Given problem: Repeat exactly the lines beginning at the one that contains "Decode this image" and running to the end of the material. Omit the pictures.

Task data:
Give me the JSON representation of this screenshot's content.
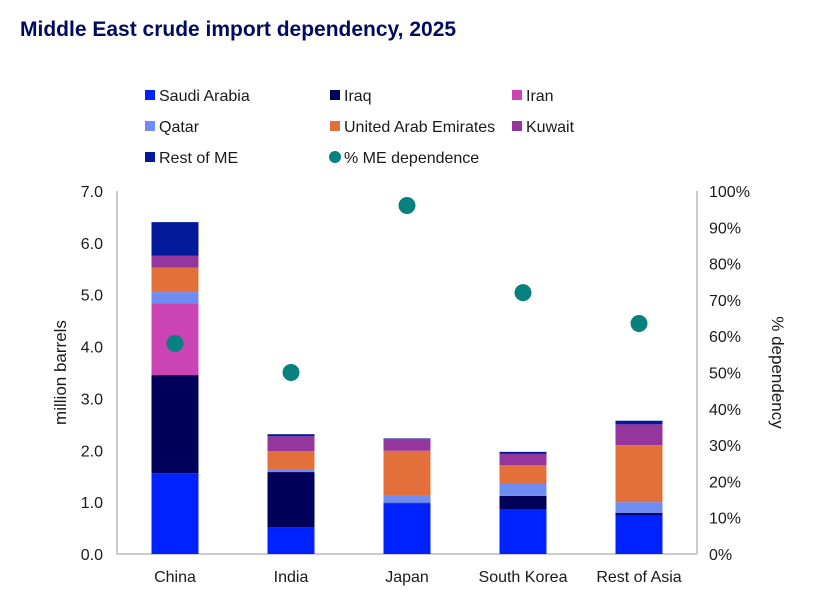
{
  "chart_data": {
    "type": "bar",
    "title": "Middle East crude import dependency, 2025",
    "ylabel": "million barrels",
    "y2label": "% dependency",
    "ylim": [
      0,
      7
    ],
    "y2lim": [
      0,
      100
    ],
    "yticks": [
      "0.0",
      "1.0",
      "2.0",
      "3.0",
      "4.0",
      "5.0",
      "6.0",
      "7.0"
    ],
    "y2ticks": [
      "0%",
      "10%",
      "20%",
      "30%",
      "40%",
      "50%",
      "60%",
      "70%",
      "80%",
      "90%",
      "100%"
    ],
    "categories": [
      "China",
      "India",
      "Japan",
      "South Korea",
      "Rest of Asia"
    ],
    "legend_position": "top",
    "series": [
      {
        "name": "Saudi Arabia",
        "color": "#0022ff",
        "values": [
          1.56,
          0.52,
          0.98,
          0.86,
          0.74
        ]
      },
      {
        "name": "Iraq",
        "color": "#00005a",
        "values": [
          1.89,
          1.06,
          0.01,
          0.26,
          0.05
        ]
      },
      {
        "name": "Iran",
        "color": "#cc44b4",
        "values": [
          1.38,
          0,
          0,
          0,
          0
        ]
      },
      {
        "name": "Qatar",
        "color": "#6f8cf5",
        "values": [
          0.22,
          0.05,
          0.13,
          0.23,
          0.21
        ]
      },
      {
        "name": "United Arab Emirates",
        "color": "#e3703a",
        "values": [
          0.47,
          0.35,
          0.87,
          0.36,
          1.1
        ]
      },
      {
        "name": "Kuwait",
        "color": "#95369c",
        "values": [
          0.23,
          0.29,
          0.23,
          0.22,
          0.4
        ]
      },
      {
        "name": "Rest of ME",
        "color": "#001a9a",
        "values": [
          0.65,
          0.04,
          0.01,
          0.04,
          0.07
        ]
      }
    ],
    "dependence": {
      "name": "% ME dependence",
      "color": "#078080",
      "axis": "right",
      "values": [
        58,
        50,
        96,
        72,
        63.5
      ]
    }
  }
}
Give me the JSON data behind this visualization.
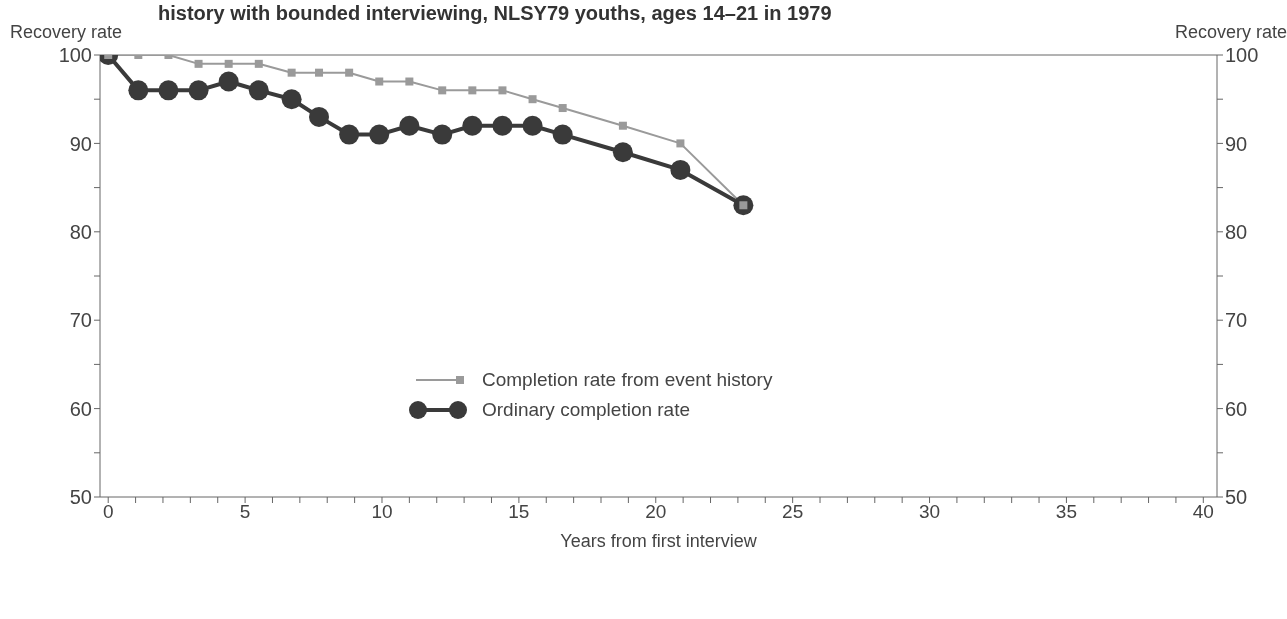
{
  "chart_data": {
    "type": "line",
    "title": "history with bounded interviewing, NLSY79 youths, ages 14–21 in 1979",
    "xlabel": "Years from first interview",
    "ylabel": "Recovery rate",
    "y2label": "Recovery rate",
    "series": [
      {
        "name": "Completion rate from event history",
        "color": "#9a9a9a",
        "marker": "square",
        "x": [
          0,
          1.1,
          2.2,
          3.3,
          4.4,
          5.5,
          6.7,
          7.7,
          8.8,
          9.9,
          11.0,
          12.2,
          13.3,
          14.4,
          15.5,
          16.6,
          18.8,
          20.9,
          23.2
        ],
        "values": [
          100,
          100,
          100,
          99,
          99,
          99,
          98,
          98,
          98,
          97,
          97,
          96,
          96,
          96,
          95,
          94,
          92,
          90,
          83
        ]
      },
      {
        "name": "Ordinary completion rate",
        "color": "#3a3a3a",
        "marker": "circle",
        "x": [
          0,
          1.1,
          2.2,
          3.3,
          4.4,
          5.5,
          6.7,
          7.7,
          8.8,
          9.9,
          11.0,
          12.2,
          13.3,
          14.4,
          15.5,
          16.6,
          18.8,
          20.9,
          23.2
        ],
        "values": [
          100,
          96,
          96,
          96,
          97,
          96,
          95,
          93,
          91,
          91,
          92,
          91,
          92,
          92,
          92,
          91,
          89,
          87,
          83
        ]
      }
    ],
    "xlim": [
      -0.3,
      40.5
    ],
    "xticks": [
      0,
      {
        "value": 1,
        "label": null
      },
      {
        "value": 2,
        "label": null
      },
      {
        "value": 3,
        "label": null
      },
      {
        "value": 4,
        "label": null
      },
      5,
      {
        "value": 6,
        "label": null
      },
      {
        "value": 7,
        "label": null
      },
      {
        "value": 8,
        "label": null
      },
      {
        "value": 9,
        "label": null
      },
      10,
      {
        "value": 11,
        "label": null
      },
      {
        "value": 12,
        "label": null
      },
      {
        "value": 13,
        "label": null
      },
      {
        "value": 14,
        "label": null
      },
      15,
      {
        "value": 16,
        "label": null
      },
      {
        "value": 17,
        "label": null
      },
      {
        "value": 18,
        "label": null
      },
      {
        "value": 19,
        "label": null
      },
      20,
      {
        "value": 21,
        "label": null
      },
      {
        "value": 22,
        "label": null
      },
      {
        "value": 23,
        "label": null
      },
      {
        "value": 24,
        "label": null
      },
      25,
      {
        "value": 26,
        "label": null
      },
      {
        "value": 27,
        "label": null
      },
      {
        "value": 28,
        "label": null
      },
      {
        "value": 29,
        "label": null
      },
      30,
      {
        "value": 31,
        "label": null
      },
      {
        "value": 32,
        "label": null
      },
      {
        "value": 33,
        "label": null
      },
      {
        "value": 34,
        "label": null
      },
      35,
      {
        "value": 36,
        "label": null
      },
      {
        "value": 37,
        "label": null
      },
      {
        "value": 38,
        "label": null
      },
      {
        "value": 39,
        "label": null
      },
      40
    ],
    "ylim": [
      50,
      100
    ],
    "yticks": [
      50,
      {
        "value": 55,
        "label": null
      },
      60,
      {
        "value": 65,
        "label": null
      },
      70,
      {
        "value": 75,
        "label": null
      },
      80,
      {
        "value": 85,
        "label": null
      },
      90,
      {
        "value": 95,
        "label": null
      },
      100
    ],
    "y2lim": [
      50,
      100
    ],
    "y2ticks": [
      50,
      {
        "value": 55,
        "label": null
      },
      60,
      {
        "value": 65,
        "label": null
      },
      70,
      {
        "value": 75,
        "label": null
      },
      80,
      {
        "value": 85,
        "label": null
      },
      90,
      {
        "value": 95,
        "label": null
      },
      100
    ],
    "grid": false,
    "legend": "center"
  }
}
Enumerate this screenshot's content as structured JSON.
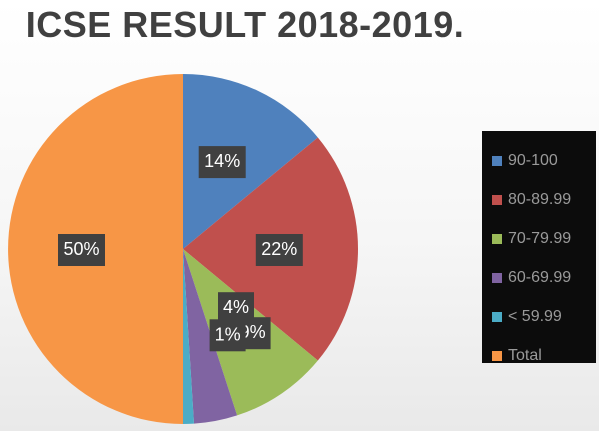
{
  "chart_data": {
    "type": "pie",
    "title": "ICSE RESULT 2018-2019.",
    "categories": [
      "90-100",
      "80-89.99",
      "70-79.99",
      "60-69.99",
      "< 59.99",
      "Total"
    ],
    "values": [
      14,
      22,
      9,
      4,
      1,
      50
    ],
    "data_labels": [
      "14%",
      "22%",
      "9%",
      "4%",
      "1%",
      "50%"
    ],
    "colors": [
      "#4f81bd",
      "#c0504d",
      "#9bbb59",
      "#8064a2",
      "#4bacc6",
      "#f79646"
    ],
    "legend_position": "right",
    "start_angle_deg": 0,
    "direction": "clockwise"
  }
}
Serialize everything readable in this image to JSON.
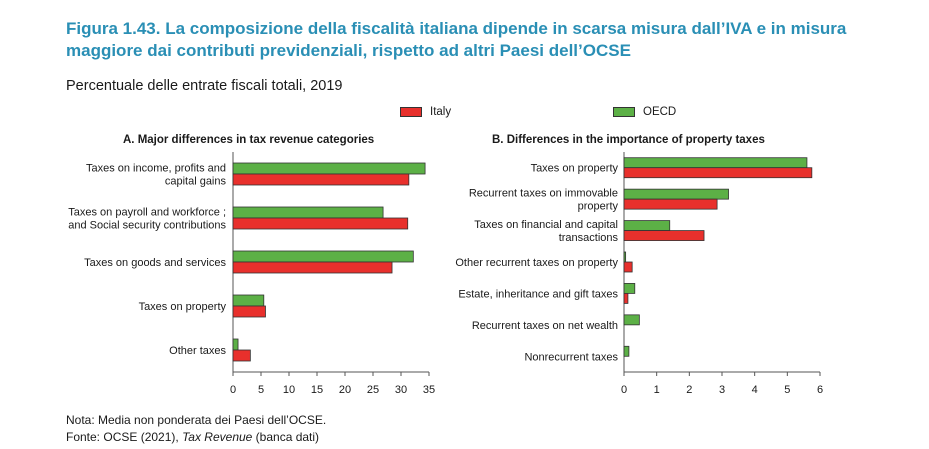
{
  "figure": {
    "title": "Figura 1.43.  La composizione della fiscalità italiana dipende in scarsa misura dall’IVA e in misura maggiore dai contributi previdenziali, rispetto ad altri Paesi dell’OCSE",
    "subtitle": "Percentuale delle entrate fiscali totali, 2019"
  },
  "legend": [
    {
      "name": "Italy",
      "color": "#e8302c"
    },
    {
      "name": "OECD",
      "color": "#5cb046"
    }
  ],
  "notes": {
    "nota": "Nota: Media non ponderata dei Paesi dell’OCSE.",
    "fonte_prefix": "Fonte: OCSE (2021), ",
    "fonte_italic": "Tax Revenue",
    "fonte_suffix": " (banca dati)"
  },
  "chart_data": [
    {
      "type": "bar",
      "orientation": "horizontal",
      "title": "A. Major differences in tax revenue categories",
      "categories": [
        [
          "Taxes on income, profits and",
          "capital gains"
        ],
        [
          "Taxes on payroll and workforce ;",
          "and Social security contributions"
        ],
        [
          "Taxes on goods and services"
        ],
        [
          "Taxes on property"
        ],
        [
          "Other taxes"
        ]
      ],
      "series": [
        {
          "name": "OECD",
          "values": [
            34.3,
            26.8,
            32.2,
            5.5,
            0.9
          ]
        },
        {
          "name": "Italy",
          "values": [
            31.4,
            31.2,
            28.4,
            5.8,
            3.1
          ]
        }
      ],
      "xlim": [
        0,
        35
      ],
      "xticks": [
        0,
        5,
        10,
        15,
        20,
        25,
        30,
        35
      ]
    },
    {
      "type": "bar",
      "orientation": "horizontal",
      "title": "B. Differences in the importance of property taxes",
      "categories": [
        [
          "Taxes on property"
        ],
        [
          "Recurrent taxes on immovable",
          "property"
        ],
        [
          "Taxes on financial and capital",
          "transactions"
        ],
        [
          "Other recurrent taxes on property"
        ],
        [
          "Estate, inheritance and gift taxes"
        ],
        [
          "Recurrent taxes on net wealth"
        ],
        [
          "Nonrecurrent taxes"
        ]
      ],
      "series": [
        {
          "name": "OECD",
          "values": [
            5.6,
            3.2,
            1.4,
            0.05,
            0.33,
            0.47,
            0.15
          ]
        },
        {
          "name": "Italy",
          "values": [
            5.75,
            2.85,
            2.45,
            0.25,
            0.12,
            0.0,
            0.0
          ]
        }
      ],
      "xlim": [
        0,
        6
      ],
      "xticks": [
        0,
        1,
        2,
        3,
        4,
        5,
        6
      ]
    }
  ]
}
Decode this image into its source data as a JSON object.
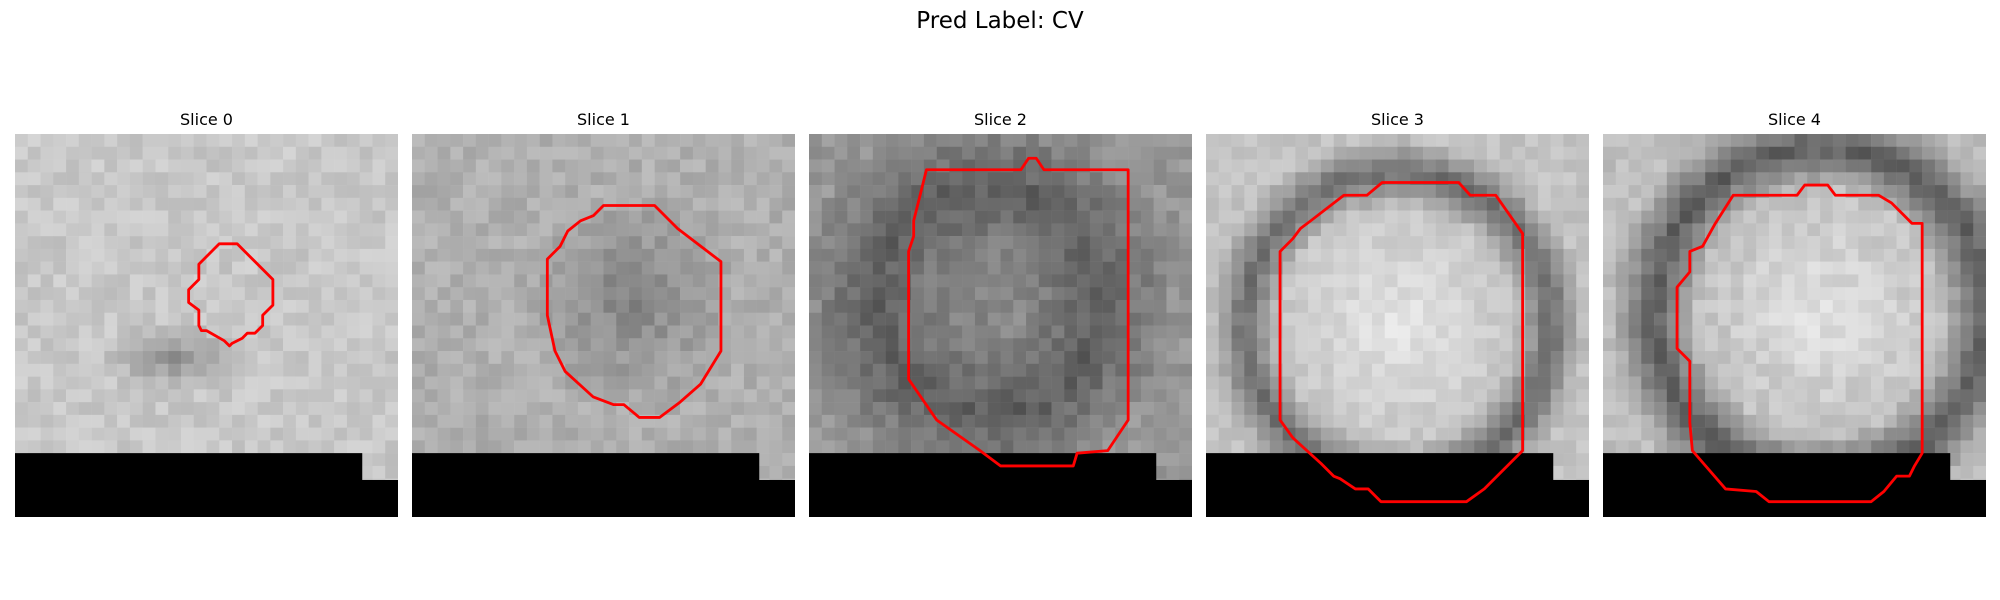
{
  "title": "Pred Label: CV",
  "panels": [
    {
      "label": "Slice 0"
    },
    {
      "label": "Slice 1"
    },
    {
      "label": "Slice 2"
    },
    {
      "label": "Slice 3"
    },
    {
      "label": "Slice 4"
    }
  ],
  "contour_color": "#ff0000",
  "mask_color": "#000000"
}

Answer to this problem:
Decode this image into its source data as a JSON object.
{
  "title": "Pred Label: CV",
  "panels": [
    {
      "label": "Slice 0"
    },
    {
      "label": "Slice 1"
    },
    {
      "label": "Slice 2"
    },
    {
      "label": "Slice 3"
    },
    {
      "label": "Slice 4"
    }
  ],
  "contour_color": "#ff0000",
  "mask_color": "#000000"
}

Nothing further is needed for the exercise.